• Текст для чтения:
>>>>>
Современному человеку трудно понять, какой скачок произошел в отношениях между полами после Первой мировой войны. Доверимся описанию Стефана Цвейга: “Когда я вижу сегодня молодых людей, возвращающихся из школ, из колледжей с веселыми лицами, когда я вижу юношей и девушек вместе, в свободном, беспечном товариществе, без ложной робости и стыда, в учебе, спорте и игре, когда они мчатся на лыжах по снегу или свободно состязаются, как в античные времена, в бассейнах или вдвоем мчатся в автомобиле за город, соединенные близостью во всех формах здоровой, неомраченной жизни, без всякого внутреннего или внешнего бремени, тогда всякий раз мне кажется, что между ними и нами, теми, кто вынужден был, чтобы беречь любовь или предаваться ей, всегда искать тень и укрытие, лежит не сорок, а тысяча лет”.

Каресс Кросби приятно было сознавать, что и она приложила руку к этой первой сексуальной революции нового времени, о чем она не преминула сообщить в мемуарах. Благодаря лифчику женщина теперь могла за секунды одеваться и раздеваться без посторонней помощи, что вполне соответствовало духу эпохи. Впрочем, в Париже 1920-х задумываться о своих заслугах в деле эмансипации было некогда. Они с мужем с головой погрузились в жизнь парижской богемы: путешествия, разгул, беспорядочные романы, наркотики, скачки.
<<<<<
(Записи, выбранные из собрания)
>>>>>
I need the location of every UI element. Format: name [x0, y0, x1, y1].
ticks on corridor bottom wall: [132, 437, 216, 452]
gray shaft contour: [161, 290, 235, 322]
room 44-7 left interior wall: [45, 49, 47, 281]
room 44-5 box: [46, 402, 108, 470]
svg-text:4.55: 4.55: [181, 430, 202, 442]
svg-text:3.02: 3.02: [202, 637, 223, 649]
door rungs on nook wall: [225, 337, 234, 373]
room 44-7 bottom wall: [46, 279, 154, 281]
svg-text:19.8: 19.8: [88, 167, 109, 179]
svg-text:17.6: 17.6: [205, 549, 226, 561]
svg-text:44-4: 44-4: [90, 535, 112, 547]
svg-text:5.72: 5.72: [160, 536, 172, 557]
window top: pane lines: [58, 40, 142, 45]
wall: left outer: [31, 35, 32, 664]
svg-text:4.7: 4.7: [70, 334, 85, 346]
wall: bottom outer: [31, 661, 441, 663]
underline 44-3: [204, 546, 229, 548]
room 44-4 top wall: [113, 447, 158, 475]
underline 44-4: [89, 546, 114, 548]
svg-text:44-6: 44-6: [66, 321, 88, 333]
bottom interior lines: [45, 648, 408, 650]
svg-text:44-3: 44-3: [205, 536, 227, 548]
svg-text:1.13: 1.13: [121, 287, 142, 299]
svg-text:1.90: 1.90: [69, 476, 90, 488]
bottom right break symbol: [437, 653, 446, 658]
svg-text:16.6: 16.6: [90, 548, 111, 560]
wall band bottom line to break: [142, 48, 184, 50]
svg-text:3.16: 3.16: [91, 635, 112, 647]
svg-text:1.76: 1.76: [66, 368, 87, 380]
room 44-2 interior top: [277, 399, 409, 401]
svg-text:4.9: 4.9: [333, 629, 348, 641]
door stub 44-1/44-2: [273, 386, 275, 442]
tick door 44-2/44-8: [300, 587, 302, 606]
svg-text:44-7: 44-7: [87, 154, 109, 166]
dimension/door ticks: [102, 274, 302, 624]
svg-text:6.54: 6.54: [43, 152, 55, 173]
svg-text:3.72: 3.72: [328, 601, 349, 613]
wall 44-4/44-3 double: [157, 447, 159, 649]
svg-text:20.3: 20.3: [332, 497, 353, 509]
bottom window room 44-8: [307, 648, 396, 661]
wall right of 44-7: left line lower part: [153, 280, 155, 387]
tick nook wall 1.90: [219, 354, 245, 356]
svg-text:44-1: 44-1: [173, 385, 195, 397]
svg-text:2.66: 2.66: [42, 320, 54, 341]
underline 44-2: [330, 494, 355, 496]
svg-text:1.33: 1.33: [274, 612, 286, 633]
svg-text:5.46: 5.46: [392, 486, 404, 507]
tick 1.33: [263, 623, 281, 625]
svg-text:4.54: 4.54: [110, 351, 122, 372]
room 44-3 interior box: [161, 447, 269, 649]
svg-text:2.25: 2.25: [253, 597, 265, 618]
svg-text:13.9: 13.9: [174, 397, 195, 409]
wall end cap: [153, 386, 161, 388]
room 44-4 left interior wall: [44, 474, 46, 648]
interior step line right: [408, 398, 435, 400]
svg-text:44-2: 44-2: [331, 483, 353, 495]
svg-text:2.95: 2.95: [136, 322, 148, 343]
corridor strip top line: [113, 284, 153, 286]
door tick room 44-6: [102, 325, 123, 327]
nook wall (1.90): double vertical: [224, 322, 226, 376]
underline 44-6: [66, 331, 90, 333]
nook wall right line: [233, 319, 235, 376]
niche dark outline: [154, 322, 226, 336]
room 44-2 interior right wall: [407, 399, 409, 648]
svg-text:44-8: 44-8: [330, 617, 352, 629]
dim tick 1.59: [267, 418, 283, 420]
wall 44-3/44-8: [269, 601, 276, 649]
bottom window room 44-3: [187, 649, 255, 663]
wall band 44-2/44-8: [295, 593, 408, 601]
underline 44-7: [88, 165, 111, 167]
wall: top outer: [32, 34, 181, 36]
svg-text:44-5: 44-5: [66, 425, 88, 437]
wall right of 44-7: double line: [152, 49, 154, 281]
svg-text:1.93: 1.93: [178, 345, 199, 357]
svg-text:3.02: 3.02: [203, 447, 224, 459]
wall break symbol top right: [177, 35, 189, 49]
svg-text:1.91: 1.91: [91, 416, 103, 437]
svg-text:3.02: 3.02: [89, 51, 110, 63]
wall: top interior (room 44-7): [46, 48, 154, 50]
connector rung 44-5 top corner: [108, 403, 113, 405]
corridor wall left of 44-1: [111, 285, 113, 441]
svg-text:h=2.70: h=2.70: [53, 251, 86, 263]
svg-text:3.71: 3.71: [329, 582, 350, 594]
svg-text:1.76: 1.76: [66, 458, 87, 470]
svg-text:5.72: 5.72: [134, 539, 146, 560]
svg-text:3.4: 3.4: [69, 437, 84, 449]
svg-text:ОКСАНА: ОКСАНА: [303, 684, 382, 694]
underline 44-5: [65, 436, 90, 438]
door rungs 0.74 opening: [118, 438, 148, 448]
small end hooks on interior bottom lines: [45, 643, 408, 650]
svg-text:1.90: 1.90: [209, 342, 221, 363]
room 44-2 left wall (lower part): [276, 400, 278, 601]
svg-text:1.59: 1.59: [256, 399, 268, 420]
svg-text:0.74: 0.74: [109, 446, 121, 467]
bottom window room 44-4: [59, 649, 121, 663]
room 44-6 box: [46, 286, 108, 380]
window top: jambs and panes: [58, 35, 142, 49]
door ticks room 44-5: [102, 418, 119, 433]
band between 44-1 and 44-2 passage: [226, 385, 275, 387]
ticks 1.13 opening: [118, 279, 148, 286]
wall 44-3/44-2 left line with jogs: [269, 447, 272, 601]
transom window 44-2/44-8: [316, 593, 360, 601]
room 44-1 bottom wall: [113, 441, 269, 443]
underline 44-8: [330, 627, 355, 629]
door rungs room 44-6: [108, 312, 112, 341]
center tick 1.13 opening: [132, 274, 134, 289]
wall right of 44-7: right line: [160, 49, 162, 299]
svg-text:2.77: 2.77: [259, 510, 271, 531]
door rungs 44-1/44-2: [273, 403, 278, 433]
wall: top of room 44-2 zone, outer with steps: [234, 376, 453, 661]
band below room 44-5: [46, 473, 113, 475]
<<<<<
• Список заданий:
(1) Ответьте по тексту для чтения на вопросы:
(а) Чьему описанию предлагается довериться?
(б) Сколько лет, по словам цитаты, будто бы лежит между молодежью и поколением рассказчика?
(в) Что благодаря лифчику женщина теперь могла делать без посторонней помощи?
(2) Обновите фрагмент текста для чтения, начиная со слов "Каресс Кросби приятно" и до слов "романы, наркотики, скачки." включительно, заменив "лифчику" на "бюстгальтеру".
(3) Определите, согласуются ли с текстом для чтения следующие утверждения:
(а) Юноши и девушки, которых видит Цвейг, проводят время вместе робко и со стыдом.
(б) Каресс Кросби рассказала в мемуарах о своем участии в сексуальной революции.
(в) В Париже 1920-х Кросби с мужем вели тихую, уединенную жизнь.

• Ответы к заданиям:
(1)
(а) Описанию Стефана Цвейга.
(б) Не сорок, а тысяча лет.
(в) За секунды одеваться и раздеваться.

(2)
Каресс Кросби приятно было сознавать, что и она приложила руку к этой первой сексуальной революции нового времени, о чем она не преминула сообщить в мемуарах. Благодаря бюстгальтеру женщина теперь могла за секунды одеваться и раздеваться без посторонней помощи, что вполне соответствовало духу эпохи. Впрочем, в Париже 1920-х задумываться о своих заслугах в деле эмансипации было некогда. Они с мужем с головой погрузились в жизнь парижской богемы: путешествия, разгул, беспорядочные романы, наркотики, скачки.

(3)
(а) Нет: "без ложной робости и стыда".
(б) Да: "о чем она не преминула сообщить в мемуарах".
(в) Нет: "Они с мужем с головой погрузились в жизнь парижской богемы".